(Collected data entries)
□ □ □ □

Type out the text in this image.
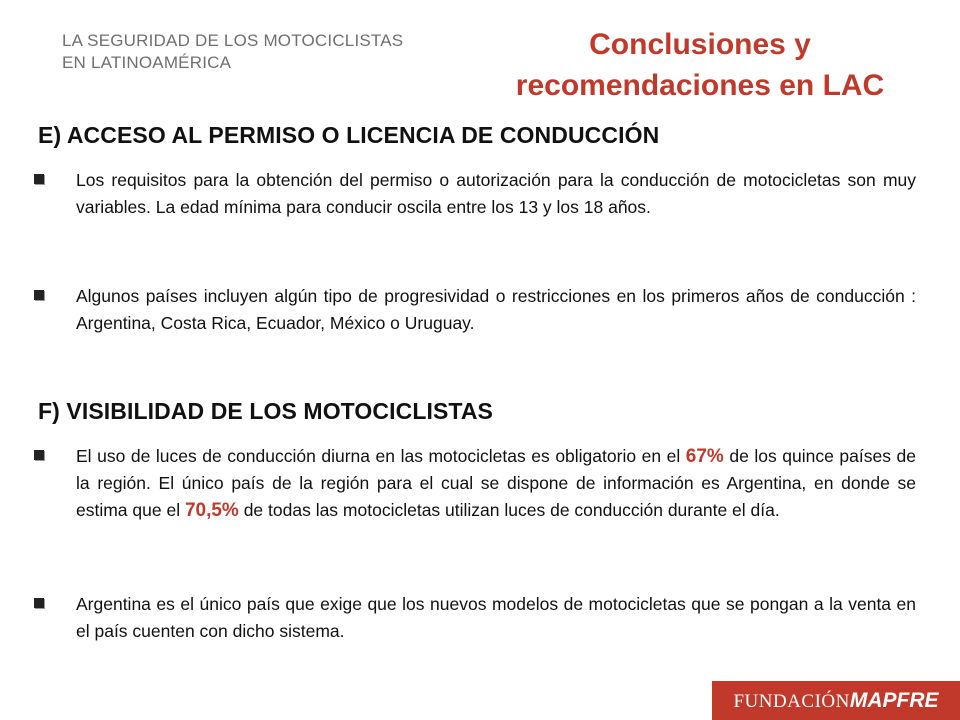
LA SEGURIDAD DE LOS MOTOCICLISTAS
EN LATINOAMÉRICA
Conclusiones y
recomendaciones en LAC
E) ACCESO AL PERMISO O LICENCIA DE CONDUCCIÓN
Los requisitos para la obtención del permiso o autorización para la conducción de motocicletas son muy variables. La edad mínima para conducir oscila entre los 13 y los 18 años.
Algunos países incluyen algún tipo de progresividad o restricciones en los primeros años de conducción : Argentina, Costa Rica, Ecuador, México o Uruguay.
F) VISIBILIDAD DE LOS MOTOCICLISTAS
El uso de luces de conducción diurna en las motocicletas es obligatorio en el 67% de los quince países de la región. El único país de la región para el cual se dispone de información es Argentina, en donde se estima que el 70,5% de todas las motocicletas utilizan luces de conducción durante el día.
Argentina es el único país que exige que los nuevos modelos de motocicletas que se pongan a la venta en el país cuenten con dicho sistema.
FUNDACIÓNMAPFRE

□ □ □ □

» **Exercise requirements**
All of the entries above should be duplicated exactly, except for the pictures.

» **Solution below**
Type out the text in this image.
LA SEGURIDAD DE LOS MOTOCICLISTAS
EN LATINOAMÉRICA
Conclusiones y
recomendaciones en LAC
E) ACCESO AL PERMISO O LICENCIA DE CONDUCCIÓN
Los requisitos para la obtención del permiso o autorización para la conducción de motocicletas son muy variables. La edad mínima para conducir oscila entre los 13 y los 18 años.
Algunos países incluyen algún tipo de progresividad o restricciones en los primeros años de conducción : Argentina, Costa Rica, Ecuador, México o Uruguay.
F) VISIBILIDAD DE LOS MOTOCICLISTAS
El uso de luces de conducción diurna en las motocicletas es obligatorio en el 67% de los quince países de la región. El único país de la región para el cual se dispone de información es Argentina, en donde se estima que el 70,5% de todas las motocicletas utilizan luces de conducción durante el día.
Argentina es el único país que exige que los nuevos modelos de motocicletas que se pongan a la venta en el país cuenten con dicho sistema.
FUNDACIÓNMAPFRE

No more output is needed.